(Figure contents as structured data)
## START

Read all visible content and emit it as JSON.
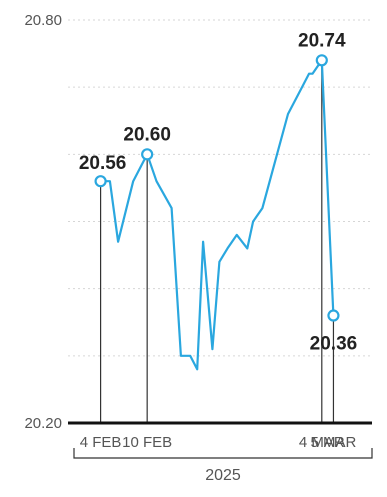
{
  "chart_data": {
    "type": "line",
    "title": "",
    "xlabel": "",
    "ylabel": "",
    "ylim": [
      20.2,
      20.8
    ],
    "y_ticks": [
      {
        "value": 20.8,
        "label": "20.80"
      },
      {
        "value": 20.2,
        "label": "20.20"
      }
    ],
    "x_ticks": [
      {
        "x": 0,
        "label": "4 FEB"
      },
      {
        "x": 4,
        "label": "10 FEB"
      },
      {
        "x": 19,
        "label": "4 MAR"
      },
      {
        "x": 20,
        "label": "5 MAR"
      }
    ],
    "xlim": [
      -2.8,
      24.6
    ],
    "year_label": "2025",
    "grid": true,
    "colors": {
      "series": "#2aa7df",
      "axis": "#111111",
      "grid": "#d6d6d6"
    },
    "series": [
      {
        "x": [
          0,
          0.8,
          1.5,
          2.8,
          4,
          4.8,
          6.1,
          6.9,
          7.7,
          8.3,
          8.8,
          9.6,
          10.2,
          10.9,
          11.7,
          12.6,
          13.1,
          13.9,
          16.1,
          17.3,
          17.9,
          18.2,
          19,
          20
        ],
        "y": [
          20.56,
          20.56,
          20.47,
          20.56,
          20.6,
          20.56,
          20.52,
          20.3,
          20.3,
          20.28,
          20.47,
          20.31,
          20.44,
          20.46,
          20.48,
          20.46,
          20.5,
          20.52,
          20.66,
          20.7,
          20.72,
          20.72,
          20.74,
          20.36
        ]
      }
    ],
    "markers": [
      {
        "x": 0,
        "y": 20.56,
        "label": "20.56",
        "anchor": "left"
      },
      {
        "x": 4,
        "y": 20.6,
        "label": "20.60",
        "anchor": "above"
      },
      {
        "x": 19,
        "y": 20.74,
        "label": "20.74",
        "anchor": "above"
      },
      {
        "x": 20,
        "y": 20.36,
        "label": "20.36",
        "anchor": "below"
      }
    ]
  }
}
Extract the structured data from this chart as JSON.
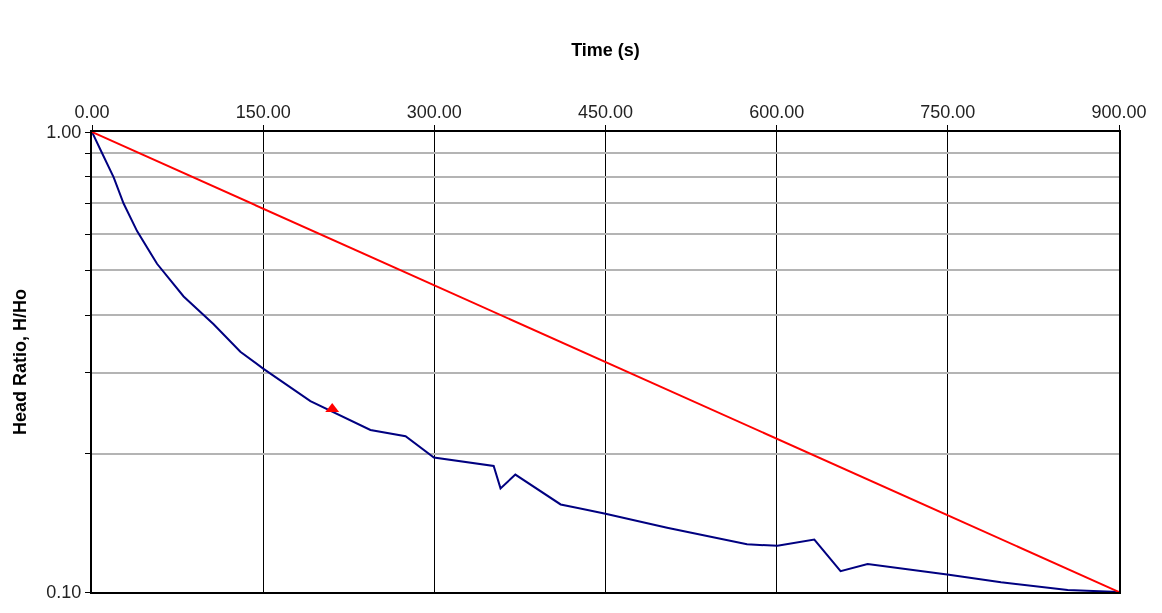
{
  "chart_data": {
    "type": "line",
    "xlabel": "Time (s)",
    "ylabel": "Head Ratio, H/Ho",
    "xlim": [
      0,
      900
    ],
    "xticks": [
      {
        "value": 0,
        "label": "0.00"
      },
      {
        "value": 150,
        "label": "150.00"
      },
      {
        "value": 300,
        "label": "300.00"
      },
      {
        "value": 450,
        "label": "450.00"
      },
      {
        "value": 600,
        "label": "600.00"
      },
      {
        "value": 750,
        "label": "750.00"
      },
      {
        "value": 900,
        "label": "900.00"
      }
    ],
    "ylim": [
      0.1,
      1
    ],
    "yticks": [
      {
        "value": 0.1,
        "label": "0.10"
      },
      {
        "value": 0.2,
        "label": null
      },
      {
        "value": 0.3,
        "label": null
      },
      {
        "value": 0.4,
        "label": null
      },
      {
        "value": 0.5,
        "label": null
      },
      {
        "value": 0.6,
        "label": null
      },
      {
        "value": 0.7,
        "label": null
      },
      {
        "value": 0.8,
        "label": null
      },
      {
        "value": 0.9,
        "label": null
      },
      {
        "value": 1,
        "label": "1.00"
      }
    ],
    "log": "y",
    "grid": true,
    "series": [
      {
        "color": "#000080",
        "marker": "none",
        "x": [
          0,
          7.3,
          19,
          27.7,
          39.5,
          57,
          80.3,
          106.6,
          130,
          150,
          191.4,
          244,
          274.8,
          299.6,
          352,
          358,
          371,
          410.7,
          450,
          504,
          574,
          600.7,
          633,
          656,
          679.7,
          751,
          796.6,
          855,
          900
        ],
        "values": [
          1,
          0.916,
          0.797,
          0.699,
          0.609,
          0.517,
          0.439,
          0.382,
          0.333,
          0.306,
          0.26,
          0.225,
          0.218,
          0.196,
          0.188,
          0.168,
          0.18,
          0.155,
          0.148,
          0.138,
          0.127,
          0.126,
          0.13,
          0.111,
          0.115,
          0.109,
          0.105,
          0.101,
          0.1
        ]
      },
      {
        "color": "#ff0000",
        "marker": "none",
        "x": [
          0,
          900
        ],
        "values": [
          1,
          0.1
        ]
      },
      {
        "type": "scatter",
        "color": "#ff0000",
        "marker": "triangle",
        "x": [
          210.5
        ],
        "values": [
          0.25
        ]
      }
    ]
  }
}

## END

Directions for this task
Go through the listing above and write it all out exactly, leaving out any picture.

Solution for this task
Read all visible content and emit it as JSON.
{
  "chart_data": {
    "type": "line",
    "title": "",
    "xlabel": "",
    "ylabel": "",
    "ylim": [
      20.2,
      20.8
    ],
    "y_ticks": [
      {
        "value": 20.8,
        "label": "20.80"
      },
      {
        "value": 20.2,
        "label": "20.20"
      }
    ],
    "x_ticks": [
      {
        "x": 0,
        "label": "4 FEB"
      },
      {
        "x": 4,
        "label": "10 FEB"
      },
      {
        "x": 19,
        "label": "4 MAR"
      },
      {
        "x": 20,
        "label": "5 MAR"
      }
    ],
    "xlim": [
      -2.8,
      24.6
    ],
    "year_label": "2025",
    "grid": true,
    "colors": {
      "series": "#2aa7df",
      "axis": "#111111",
      "grid": "#d6d6d6"
    },
    "series": [
      {
        "x": [
          0,
          0.8,
          1.5,
          2.8,
          4,
          4.8,
          6.1,
          6.9,
          7.7,
          8.3,
          8.8,
          9.6,
          10.2,
          10.9,
          11.7,
          12.6,
          13.1,
          13.9,
          16.1,
          17.3,
          17.9,
          18.2,
          19,
          20
        ],
        "y": [
          20.56,
          20.56,
          20.47,
          20.56,
          20.6,
          20.56,
          20.52,
          20.3,
          20.3,
          20.28,
          20.47,
          20.31,
          20.44,
          20.46,
          20.48,
          20.46,
          20.5,
          20.52,
          20.66,
          20.7,
          20.72,
          20.72,
          20.74,
          20.36
        ]
      }
    ],
    "markers": [
      {
        "x": 0,
        "y": 20.56,
        "label": "20.56",
        "anchor": "left"
      },
      {
        "x": 4,
        "y": 20.6,
        "label": "20.60",
        "anchor": "above"
      },
      {
        "x": 19,
        "y": 20.74,
        "label": "20.74",
        "anchor": "above"
      },
      {
        "x": 20,
        "y": 20.36,
        "label": "20.36",
        "anchor": "below"
      }
    ]
  }
}
Extract the structured data from this chart as JSON.
{
  "chart_data": {
    "type": "line",
    "xlabel": "Time (s)",
    "ylabel": "Head Ratio, H/Ho",
    "xlim": [
      0,
      900
    ],
    "xticks": [
      {
        "value": 0,
        "label": "0.00"
      },
      {
        "value": 150,
        "label": "150.00"
      },
      {
        "value": 300,
        "label": "300.00"
      },
      {
        "value": 450,
        "label": "450.00"
      },
      {
        "value": 600,
        "label": "600.00"
      },
      {
        "value": 750,
        "label": "750.00"
      },
      {
        "value": 900,
        "label": "900.00"
      }
    ],
    "ylim": [
      0.1,
      1
    ],
    "yticks": [
      {
        "value": 0.1,
        "label": "0.10"
      },
      {
        "value": 0.2,
        "label": null
      },
      {
        "value": 0.3,
        "label": null
      },
      {
        "value": 0.4,
        "label": null
      },
      {
        "value": 0.5,
        "label": null
      },
      {
        "value": 0.6,
        "label": null
      },
      {
        "value": 0.7,
        "label": null
      },
      {
        "value": 0.8,
        "label": null
      },
      {
        "value": 0.9,
        "label": null
      },
      {
        "value": 1,
        "label": "1.00"
      }
    ],
    "log": "y",
    "grid": true,
    "series": [
      {
        "color": "#000080",
        "marker": "none",
        "x": [
          0,
          7.3,
          19,
          27.7,
          39.5,
          57,
          80.3,
          106.6,
          130,
          150,
          191.4,
          244,
          274.8,
          299.6,
          352,
          358,
          371,
          410.7,
          450,
          504,
          574,
          600.7,
          633,
          656,
          679.7,
          751,
          796.6,
          855,
          900
        ],
        "values": [
          1,
          0.916,
          0.797,
          0.699,
          0.609,
          0.517,
          0.439,
          0.382,
          0.333,
          0.306,
          0.26,
          0.225,
          0.218,
          0.196,
          0.188,
          0.168,
          0.18,
          0.155,
          0.148,
          0.138,
          0.127,
          0.126,
          0.13,
          0.111,
          0.115,
          0.109,
          0.105,
          0.101,
          0.1
        ]
      },
      {
        "color": "#ff0000",
        "marker": "none",
        "x": [
          0,
          900
        ],
        "values": [
          1,
          0.1
        ]
      },
      {
        "type": "scatter",
        "color": "#ff0000",
        "marker": "triangle",
        "x": [
          210.5
        ],
        "values": [
          0.25
        ]
      }
    ]
  }
}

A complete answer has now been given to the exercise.